▶ [What is being asked]:
From the data that follows, report how many lines hold the string "Bragança", giving only the number.

▶ [Dataset]:

..........

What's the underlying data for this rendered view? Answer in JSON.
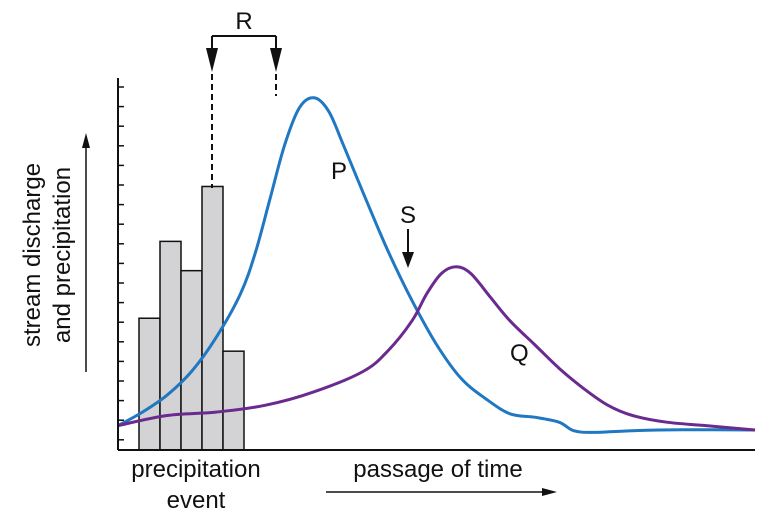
{
  "chart_data": {
    "type": "line",
    "ylabel_line1": "stream discharge",
    "ylabel_line2": "and precipitation",
    "xlabel": "passage of time",
    "event_label_line1": "precipitation",
    "event_label_line2": "event",
    "bars": {
      "values": [
        0.36,
        0.57,
        0.49,
        0.72,
        0.27
      ],
      "fill": "#d3d3d5"
    },
    "series": [
      {
        "name": "P",
        "color": "#1f78c1",
        "points": [
          [
            0,
            0.01
          ],
          [
            0.05,
            0.05
          ],
          [
            0.1,
            0.1
          ],
          [
            0.15,
            0.17
          ],
          [
            0.2,
            0.27
          ],
          [
            0.25,
            0.4
          ],
          [
            0.28,
            0.52
          ],
          [
            0.31,
            0.68
          ],
          [
            0.34,
            0.84
          ],
          [
            0.37,
            0.95
          ],
          [
            0.4,
            0.98
          ],
          [
            0.43,
            0.94
          ],
          [
            0.46,
            0.84
          ],
          [
            0.5,
            0.7
          ],
          [
            0.55,
            0.53
          ],
          [
            0.6,
            0.38
          ],
          [
            0.65,
            0.25
          ],
          [
            0.7,
            0.15
          ],
          [
            0.75,
            0.09
          ],
          [
            0.8,
            0.045
          ],
          [
            0.85,
            0.035
          ],
          [
            0.9,
            0.02
          ],
          [
            0.93,
            -0.005
          ],
          [
            0.97,
            -0.01
          ],
          [
            1.05,
            -0.005
          ],
          [
            1.15,
            -0.002
          ],
          [
            1.3,
            -0.003
          ]
        ]
      },
      {
        "name": "Q",
        "color": "#6a2a8f",
        "points": [
          [
            0,
            0.01
          ],
          [
            0.1,
            0.04
          ],
          [
            0.2,
            0.05
          ],
          [
            0.3,
            0.07
          ],
          [
            0.4,
            0.11
          ],
          [
            0.5,
            0.17
          ],
          [
            0.55,
            0.23
          ],
          [
            0.6,
            0.32
          ],
          [
            0.63,
            0.4
          ],
          [
            0.66,
            0.46
          ],
          [
            0.69,
            0.48
          ],
          [
            0.72,
            0.46
          ],
          [
            0.76,
            0.39
          ],
          [
            0.8,
            0.32
          ],
          [
            0.85,
            0.25
          ],
          [
            0.9,
            0.18
          ],
          [
            0.95,
            0.12
          ],
          [
            1.0,
            0.07
          ],
          [
            1.05,
            0.04
          ],
          [
            1.12,
            0.02
          ],
          [
            1.2,
            0.01
          ],
          [
            1.3,
            -0.003
          ]
        ]
      }
    ],
    "annotations": {
      "lag": "R",
      "peak": "S"
    },
    "ylim": [
      0,
      1
    ],
    "grid": false
  }
}
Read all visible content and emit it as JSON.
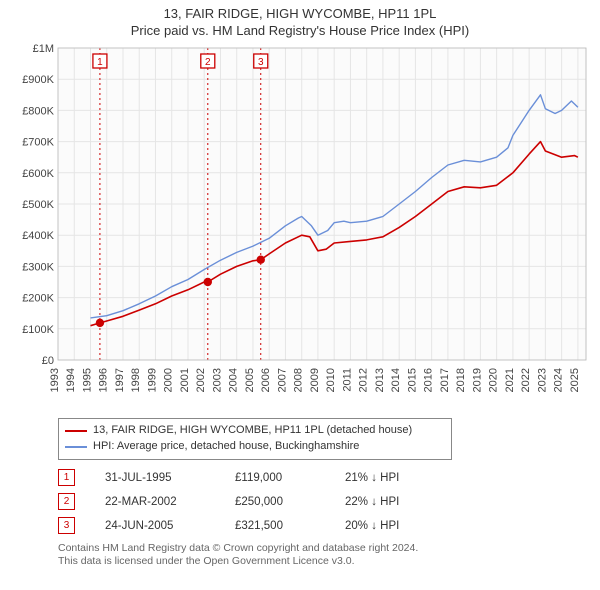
{
  "title_line1": "13, FAIR RIDGE, HIGH WYCOMBE, HP11 1PL",
  "title_line2": "Price paid vs. HM Land Registry's House Price Index (HPI)",
  "chart": {
    "type": "line",
    "plot_background": "#fbfbfb",
    "grid_color": "#e5e5e5",
    "x_years": [
      1993,
      1994,
      1995,
      1996,
      1997,
      1998,
      1999,
      2000,
      2001,
      2002,
      2003,
      2004,
      2005,
      2006,
      2007,
      2008,
      2009,
      2010,
      2011,
      2012,
      2013,
      2014,
      2015,
      2016,
      2017,
      2018,
      2019,
      2020,
      2021,
      2022,
      2023,
      2024,
      2025
    ],
    "y_ticks": [
      0,
      100000,
      200000,
      300000,
      400000,
      500000,
      600000,
      700000,
      800000,
      900000,
      1000000
    ],
    "y_tick_labels": [
      "£0",
      "£100K",
      "£200K",
      "£300K",
      "£400K",
      "£500K",
      "£600K",
      "£700K",
      "£800K",
      "£900K",
      "£1M"
    ],
    "ylim": [
      0,
      1000000
    ],
    "xlim": [
      1993,
      2025.5
    ],
    "series": [
      {
        "name": "property",
        "label": "13, FAIR RIDGE, HIGH WYCOMBE, HP11 1PL (detached house)",
        "color": "#cc0000",
        "width": 1.6,
        "data": [
          [
            1995.0,
            110000
          ],
          [
            1995.58,
            119000
          ],
          [
            1996,
            125000
          ],
          [
            1997,
            140000
          ],
          [
            1998,
            160000
          ],
          [
            1999,
            180000
          ],
          [
            2000,
            205000
          ],
          [
            2001,
            225000
          ],
          [
            2002,
            250000
          ],
          [
            2002.22,
            250000
          ],
          [
            2003,
            275000
          ],
          [
            2004,
            300000
          ],
          [
            2005,
            318000
          ],
          [
            2005.48,
            321500
          ],
          [
            2006,
            340000
          ],
          [
            2007,
            375000
          ],
          [
            2008,
            400000
          ],
          [
            2008.5,
            395000
          ],
          [
            2009,
            350000
          ],
          [
            2009.5,
            355000
          ],
          [
            2010,
            375000
          ],
          [
            2011,
            380000
          ],
          [
            2012,
            385000
          ],
          [
            2013,
            395000
          ],
          [
            2014,
            425000
          ],
          [
            2015,
            460000
          ],
          [
            2016,
            500000
          ],
          [
            2017,
            540000
          ],
          [
            2018,
            555000
          ],
          [
            2019,
            552000
          ],
          [
            2020,
            560000
          ],
          [
            2021,
            600000
          ],
          [
            2022,
            660000
          ],
          [
            2022.7,
            700000
          ],
          [
            2023,
            670000
          ],
          [
            2024,
            650000
          ],
          [
            2024.8,
            655000
          ],
          [
            2025.0,
            650000
          ]
        ]
      },
      {
        "name": "hpi",
        "label": "HPI: Average price, detached house, Buckinghamshire",
        "color": "#6a8fd8",
        "width": 1.4,
        "data": [
          [
            1995.0,
            135000
          ],
          [
            1996,
            142000
          ],
          [
            1997,
            158000
          ],
          [
            1998,
            180000
          ],
          [
            1999,
            205000
          ],
          [
            2000,
            235000
          ],
          [
            2001,
            258000
          ],
          [
            2002,
            290000
          ],
          [
            2003,
            320000
          ],
          [
            2004,
            345000
          ],
          [
            2005,
            365000
          ],
          [
            2006,
            390000
          ],
          [
            2007,
            430000
          ],
          [
            2007.8,
            455000
          ],
          [
            2008,
            460000
          ],
          [
            2008.6,
            430000
          ],
          [
            2009,
            400000
          ],
          [
            2009.6,
            415000
          ],
          [
            2010,
            440000
          ],
          [
            2010.6,
            445000
          ],
          [
            2011,
            440000
          ],
          [
            2012,
            445000
          ],
          [
            2013,
            460000
          ],
          [
            2014,
            500000
          ],
          [
            2015,
            540000
          ],
          [
            2016,
            585000
          ],
          [
            2017,
            625000
          ],
          [
            2018,
            640000
          ],
          [
            2019,
            635000
          ],
          [
            2020,
            650000
          ],
          [
            2020.7,
            680000
          ],
          [
            2021,
            720000
          ],
          [
            2022,
            800000
          ],
          [
            2022.7,
            850000
          ],
          [
            2023,
            805000
          ],
          [
            2023.6,
            790000
          ],
          [
            2024,
            800000
          ],
          [
            2024.6,
            830000
          ],
          [
            2025.0,
            810000
          ]
        ]
      }
    ],
    "sale_markers": [
      {
        "n": "1",
        "x": 1995.58,
        "y": 119000
      },
      {
        "n": "2",
        "x": 2002.22,
        "y": 250000
      },
      {
        "n": "3",
        "x": 2005.48,
        "y": 321500
      }
    ],
    "marker_line_color": "#cc0000",
    "marker_dot_color": "#cc0000",
    "marker_box_border": "#cc0000",
    "axis_font_size": 11
  },
  "legend": {
    "items": [
      {
        "color": "#cc0000",
        "label": "13, FAIR RIDGE, HIGH WYCOMBE, HP11 1PL (detached house)"
      },
      {
        "color": "#6a8fd8",
        "label": "HPI: Average price, detached house, Buckinghamshire"
      }
    ]
  },
  "sales": [
    {
      "n": "1",
      "date": "31-JUL-1995",
      "price": "£119,000",
      "diff": "21% ↓ HPI"
    },
    {
      "n": "2",
      "date": "22-MAR-2002",
      "price": "£250,000",
      "diff": "22% ↓ HPI"
    },
    {
      "n": "3",
      "date": "24-JUN-2005",
      "price": "£321,500",
      "diff": "20% ↓ HPI"
    }
  ],
  "footnote_line1": "Contains HM Land Registry data © Crown copyright and database right 2024.",
  "footnote_line2": "This data is licensed under the Open Government Licence v3.0."
}
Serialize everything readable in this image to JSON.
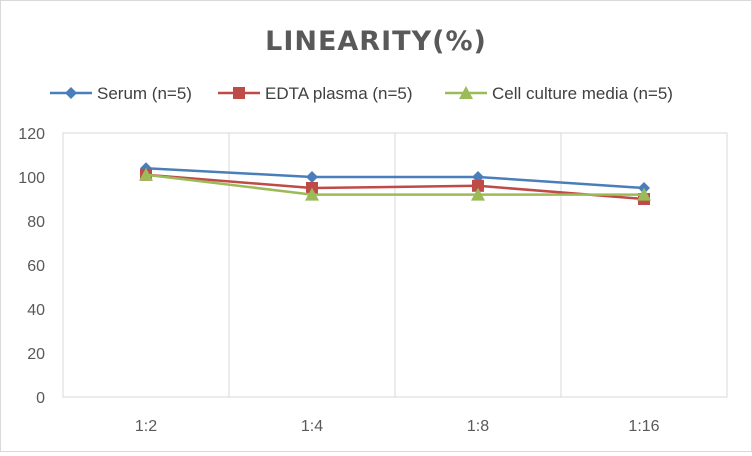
{
  "chart_data": {
    "type": "line",
    "title": "LINEARITY(%)",
    "categories": [
      "1:2",
      "1:4",
      "1:8",
      "1:16"
    ],
    "ylim": [
      0,
      120
    ],
    "yticks": [
      0,
      20,
      40,
      60,
      80,
      100,
      120
    ],
    "grid": "vertical",
    "legend_position": "top",
    "series": [
      {
        "name": "Serum (n=5)",
        "color": "#4a7ebb",
        "marker": "diamond",
        "values": [
          104,
          100,
          100,
          95
        ]
      },
      {
        "name": "EDTA plasma (n=5)",
        "color": "#be4b48",
        "marker": "square",
        "values": [
          101,
          95,
          96,
          90
        ]
      },
      {
        "name": "Cell culture media (n=5)",
        "color": "#9bbb59",
        "marker": "triangle",
        "values": [
          101,
          92,
          92,
          92
        ]
      }
    ]
  }
}
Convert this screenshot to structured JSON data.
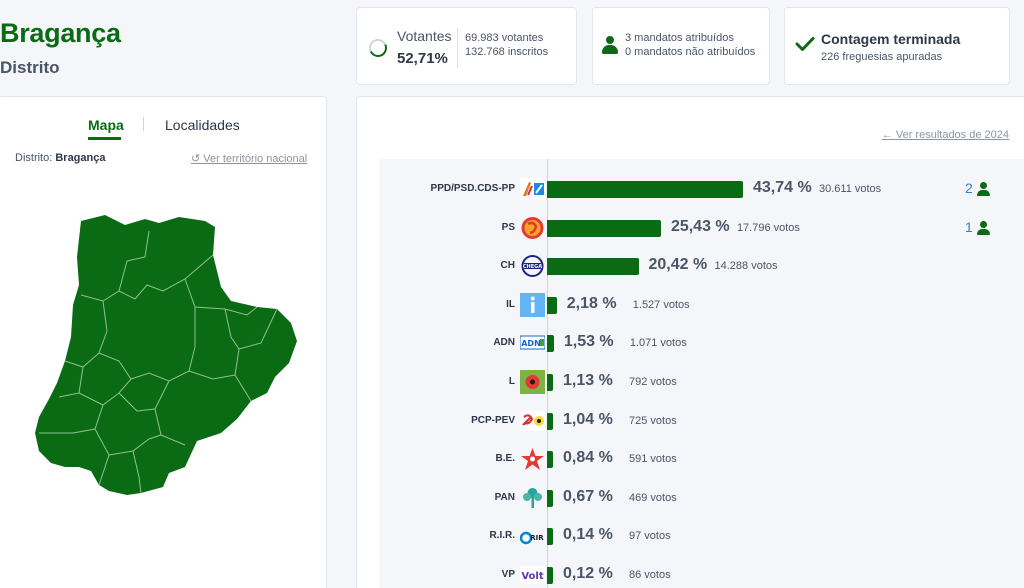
{
  "header": {
    "title": "Bragança",
    "subtitle": "Distrito"
  },
  "votantes": {
    "label": "Votantes",
    "percentage": "52,71%",
    "votantes_text": "69.983 votantes",
    "inscritos_text": "132.768 inscritos"
  },
  "mandatos": {
    "atribuidos_text": "3 mandatos atribuídos",
    "nao_atribuidos_text": "0 mandatos não atribuídos"
  },
  "contagem": {
    "title": "Contagem terminada",
    "subtitle": "226 freguesias apuradas"
  },
  "map_panel": {
    "tabs": [
      "Mapa",
      "Localidades"
    ],
    "active_tab": "Mapa",
    "distrito_label": "Distrito:",
    "distrito_value": "Bragança",
    "ver_nacional": "Ver território nacional",
    "fill_color": "#0a6b14"
  },
  "results_panel": {
    "ver_2024": "Ver resultados de 2024",
    "accent_color": "#0a6b14",
    "seat_color": "#3182ce"
  },
  "chart_data": {
    "type": "bar",
    "orientation": "horizontal",
    "categories": [
      "PPD/PSD.CDS-PP",
      "PS",
      "CH",
      "IL",
      "ADN",
      "L",
      "PCP-PEV",
      "B.E.",
      "PAN",
      "R.I.R.",
      "VP"
    ],
    "values": [
      43.74,
      25.43,
      20.42,
      2.18,
      1.53,
      1.13,
      1.04,
      0.84,
      0.67,
      0.14,
      0.12
    ],
    "pct_labels": [
      "43,74 %",
      "25,43 %",
      "20,42 %",
      "2,18 %",
      "1,53 %",
      "1,13 %",
      "1,04 %",
      "0,84 %",
      "0,67 %",
      "0,14 %",
      "0,12 %"
    ],
    "votos_labels": [
      "30.611 votos",
      "17.796 votos",
      "14.288 votos",
      "1.527 votos",
      "1.071 votos",
      "792 votos",
      "725 votos",
      "591 votos",
      "469 votos",
      "97 votos",
      "86 votos"
    ],
    "mandatos": [
      "2",
      "1",
      "",
      "",
      "",
      "",
      "",
      "",
      "",
      "",
      ""
    ]
  }
}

..........

▶ [Full response]:
2